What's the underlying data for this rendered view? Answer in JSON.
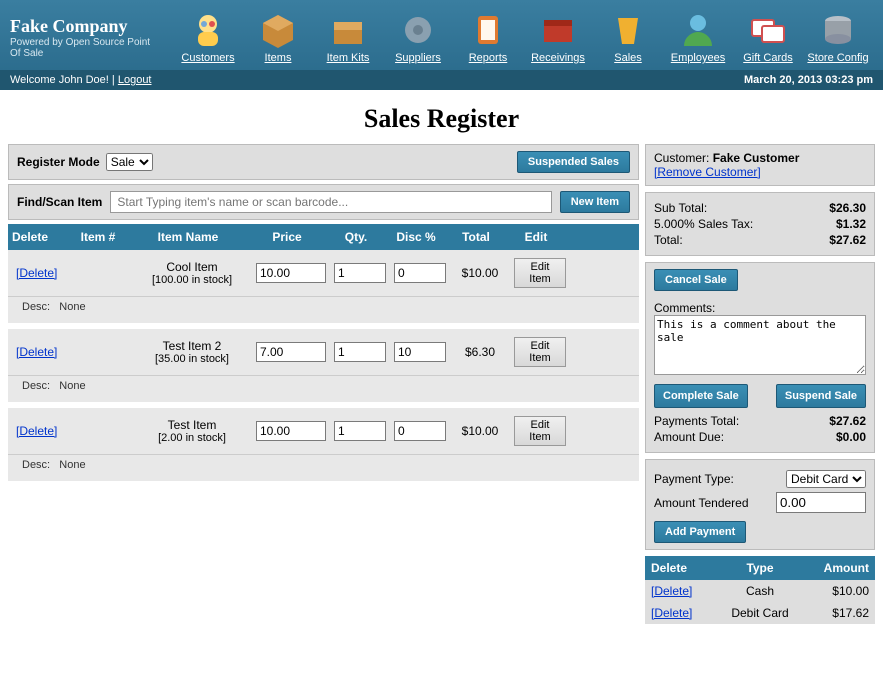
{
  "brand": {
    "name": "Fake Company",
    "tagline": "Powered by Open Source Point Of Sale"
  },
  "nav": [
    {
      "key": "customers",
      "label": "Customers"
    },
    {
      "key": "items",
      "label": "Items"
    },
    {
      "key": "item-kits",
      "label": "Item Kits"
    },
    {
      "key": "suppliers",
      "label": "Suppliers"
    },
    {
      "key": "reports",
      "label": "Reports"
    },
    {
      "key": "receivings",
      "label": "Receivings"
    },
    {
      "key": "sales",
      "label": "Sales"
    },
    {
      "key": "employees",
      "label": "Employees"
    },
    {
      "key": "gift-cards",
      "label": "Gift Cards"
    },
    {
      "key": "store-config",
      "label": "Store Config"
    }
  ],
  "status": {
    "welcome_prefix": "Welcome ",
    "user_name": "John Doe!",
    "divider": " | ",
    "logout": "Logout",
    "datetime": "March 20, 2013 03:23 pm"
  },
  "page_title": "Sales Register",
  "register": {
    "mode_label": "Register Mode",
    "mode_value": "Sale",
    "mode_options": [
      "Sale"
    ],
    "suspended_label": "Suspended Sales",
    "find_label": "Find/Scan Item",
    "find_placeholder": "Start Typing item's name or scan barcode...",
    "new_item_label": "New Item"
  },
  "items_header": {
    "delete": "Delete",
    "item_num": "Item #",
    "item_name": "Item Name",
    "price": "Price",
    "qty": "Qty.",
    "disc": "Disc %",
    "total": "Total",
    "edit": "Edit"
  },
  "items": [
    {
      "delete": "[Delete]",
      "name": "Cool Item",
      "stock": "[100.00 in stock]",
      "price": "10.00",
      "qty": "1",
      "disc": "0",
      "total": "$10.00",
      "edit": "Edit Item",
      "desc_label": "Desc:",
      "desc": "None"
    },
    {
      "delete": "[Delete]",
      "name": "Test Item 2",
      "stock": "[35.00 in stock]",
      "price": "7.00",
      "qty": "1",
      "disc": "10",
      "total": "$6.30",
      "edit": "Edit Item",
      "desc_label": "Desc:",
      "desc": "None"
    },
    {
      "delete": "[Delete]",
      "name": "Test Item",
      "stock": "[2.00 in stock]",
      "price": "10.00",
      "qty": "1",
      "disc": "0",
      "total": "$10.00",
      "edit": "Edit Item",
      "desc_label": "Desc:",
      "desc": "None"
    }
  ],
  "customer": {
    "label": "Customer:",
    "name": "Fake Customer",
    "remove": "[Remove Customer]"
  },
  "totals": {
    "subtotal_label": "Sub Total:",
    "subtotal": "$26.30",
    "tax_label": "5.000% Sales Tax:",
    "tax": "$1.32",
    "total_label": "Total:",
    "total": "$27.62"
  },
  "actions": {
    "cancel_sale": "Cancel Sale",
    "comments_label": "Comments:",
    "comments_value": "This is a comment about the sale",
    "complete_sale": "Complete Sale",
    "suspend_sale": "Suspend Sale"
  },
  "payments": {
    "payments_total_label": "Payments Total:",
    "payments_total": "$27.62",
    "amount_due_label": "Amount Due:",
    "amount_due": "$0.00",
    "type_label": "Payment Type:",
    "type_value": "Debit Card",
    "type_options": [
      "Debit Card"
    ],
    "tendered_label": "Amount Tendered",
    "tendered_value": "0.00",
    "add_payment": "Add Payment",
    "header": {
      "delete": "Delete",
      "type": "Type",
      "amount": "Amount"
    },
    "rows": [
      {
        "delete": "[Delete]",
        "type": "Cash",
        "amount": "$10.00"
      },
      {
        "delete": "[Delete]",
        "type": "Debit Card",
        "amount": "$17.62"
      }
    ]
  }
}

::::

■ WHAT YOU ARE ASKED TO DO: Repeat the data above exactly, but not the pictures.

■ TASK RESPONSE:
What's the underlying data for this rendered view? Answer in JSON.
{
  "brand": {
    "name": "Fake Company",
    "tagline": "Powered by Open Source Point Of Sale"
  },
  "nav": [
    {
      "key": "customers",
      "label": "Customers"
    },
    {
      "key": "items",
      "label": "Items"
    },
    {
      "key": "item-kits",
      "label": "Item Kits"
    },
    {
      "key": "suppliers",
      "label": "Suppliers"
    },
    {
      "key": "reports",
      "label": "Reports"
    },
    {
      "key": "receivings",
      "label": "Receivings"
    },
    {
      "key": "sales",
      "label": "Sales"
    },
    {
      "key": "employees",
      "label": "Employees"
    },
    {
      "key": "gift-cards",
      "label": "Gift Cards"
    },
    {
      "key": "store-config",
      "label": "Store Config"
    }
  ],
  "status": {
    "welcome_prefix": "Welcome ",
    "user_name": "John Doe!",
    "divider": " | ",
    "logout": "Logout",
    "datetime": "March 20, 2013 03:23 pm"
  },
  "page_title": "Sales Register",
  "register": {
    "mode_label": "Register Mode",
    "mode_value": "Sale",
    "mode_options": [
      "Sale"
    ],
    "suspended_label": "Suspended Sales",
    "find_label": "Find/Scan Item",
    "find_placeholder": "Start Typing item's name or scan barcode...",
    "new_item_label": "New Item"
  },
  "items_header": {
    "delete": "Delete",
    "item_num": "Item #",
    "item_name": "Item Name",
    "price": "Price",
    "qty": "Qty.",
    "disc": "Disc %",
    "total": "Total",
    "edit": "Edit"
  },
  "items": [
    {
      "delete": "[Delete]",
      "name": "Cool Item",
      "stock": "[100.00 in stock]",
      "price": "10.00",
      "qty": "1",
      "disc": "0",
      "total": "$10.00",
      "edit": "Edit Item",
      "desc_label": "Desc:",
      "desc": "None"
    },
    {
      "delete": "[Delete]",
      "name": "Test Item 2",
      "stock": "[35.00 in stock]",
      "price": "7.00",
      "qty": "1",
      "disc": "10",
      "total": "$6.30",
      "edit": "Edit Item",
      "desc_label": "Desc:",
      "desc": "None"
    },
    {
      "delete": "[Delete]",
      "name": "Test Item",
      "stock": "[2.00 in stock]",
      "price": "10.00",
      "qty": "1",
      "disc": "0",
      "total": "$10.00",
      "edit": "Edit Item",
      "desc_label": "Desc:",
      "desc": "None"
    }
  ],
  "customer": {
    "label": "Customer:",
    "name": "Fake Customer",
    "remove": "[Remove Customer]"
  },
  "totals": {
    "subtotal_label": "Sub Total:",
    "subtotal": "$26.30",
    "tax_label": "5.000% Sales Tax:",
    "tax": "$1.32",
    "total_label": "Total:",
    "total": "$27.62"
  },
  "actions": {
    "cancel_sale": "Cancel Sale",
    "comments_label": "Comments:",
    "comments_value": "This is a comment about the sale",
    "complete_sale": "Complete Sale",
    "suspend_sale": "Suspend Sale"
  },
  "payments": {
    "payments_total_label": "Payments Total:",
    "payments_total": "$27.62",
    "amount_due_label": "Amount Due:",
    "amount_due": "$0.00",
    "type_label": "Payment Type:",
    "type_value": "Debit Card",
    "type_options": [
      "Debit Card"
    ],
    "tendered_label": "Amount Tendered",
    "tendered_value": "0.00",
    "add_payment": "Add Payment",
    "header": {
      "delete": "Delete",
      "type": "Type",
      "amount": "Amount"
    },
    "rows": [
      {
        "delete": "[Delete]",
        "type": "Cash",
        "amount": "$10.00"
      },
      {
        "delete": "[Delete]",
        "type": "Debit Card",
        "amount": "$17.62"
      }
    ]
  }
}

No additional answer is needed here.